Entries with figure data
[Start]

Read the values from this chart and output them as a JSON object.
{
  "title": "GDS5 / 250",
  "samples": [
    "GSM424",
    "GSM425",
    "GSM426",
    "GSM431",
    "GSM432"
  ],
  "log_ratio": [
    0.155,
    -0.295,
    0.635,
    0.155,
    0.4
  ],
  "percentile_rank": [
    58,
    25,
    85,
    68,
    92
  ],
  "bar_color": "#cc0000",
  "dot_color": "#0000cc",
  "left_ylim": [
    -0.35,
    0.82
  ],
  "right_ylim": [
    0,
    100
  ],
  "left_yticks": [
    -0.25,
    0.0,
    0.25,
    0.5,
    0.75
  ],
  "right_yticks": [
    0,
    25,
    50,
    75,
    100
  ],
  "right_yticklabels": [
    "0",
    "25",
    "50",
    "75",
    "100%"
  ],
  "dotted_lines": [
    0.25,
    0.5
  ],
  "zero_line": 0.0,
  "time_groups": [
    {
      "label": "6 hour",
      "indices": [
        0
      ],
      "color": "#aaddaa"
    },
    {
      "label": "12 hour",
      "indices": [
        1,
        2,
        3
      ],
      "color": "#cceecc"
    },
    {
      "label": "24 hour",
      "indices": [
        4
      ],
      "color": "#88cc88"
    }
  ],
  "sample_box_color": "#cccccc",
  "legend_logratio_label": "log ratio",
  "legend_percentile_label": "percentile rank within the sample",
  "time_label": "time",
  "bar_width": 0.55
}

[End]

Exercise
Send back every record, precisely as written.

Complete answer
Read the values from this chart and output them as a JSON object.
{
  "title": "GDS5 / 250",
  "samples": [
    "GSM424",
    "GSM425",
    "GSM426",
    "GSM431",
    "GSM432"
  ],
  "log_ratio": [
    0.155,
    -0.295,
    0.635,
    0.155,
    0.4
  ],
  "percentile_rank": [
    58,
    25,
    85,
    68,
    92
  ],
  "bar_color": "#cc0000",
  "dot_color": "#0000cc",
  "left_ylim": [
    -0.35,
    0.82
  ],
  "right_ylim": [
    0,
    100
  ],
  "left_yticks": [
    -0.25,
    0.0,
    0.25,
    0.5,
    0.75
  ],
  "right_yticks": [
    0,
    25,
    50,
    75,
    100
  ],
  "right_yticklabels": [
    "0",
    "25",
    "50",
    "75",
    "100%"
  ],
  "dotted_lines": [
    0.25,
    0.5
  ],
  "zero_line": 0.0,
  "time_groups": [
    {
      "label": "6 hour",
      "indices": [
        0
      ],
      "color": "#aaddaa"
    },
    {
      "label": "12 hour",
      "indices": [
        1,
        2,
        3
      ],
      "color": "#cceecc"
    },
    {
      "label": "24 hour",
      "indices": [
        4
      ],
      "color": "#88cc88"
    }
  ],
  "sample_box_color": "#cccccc",
  "legend_logratio_label": "log ratio",
  "legend_percentile_label": "percentile rank within the sample",
  "time_label": "time",
  "bar_width": 0.55
}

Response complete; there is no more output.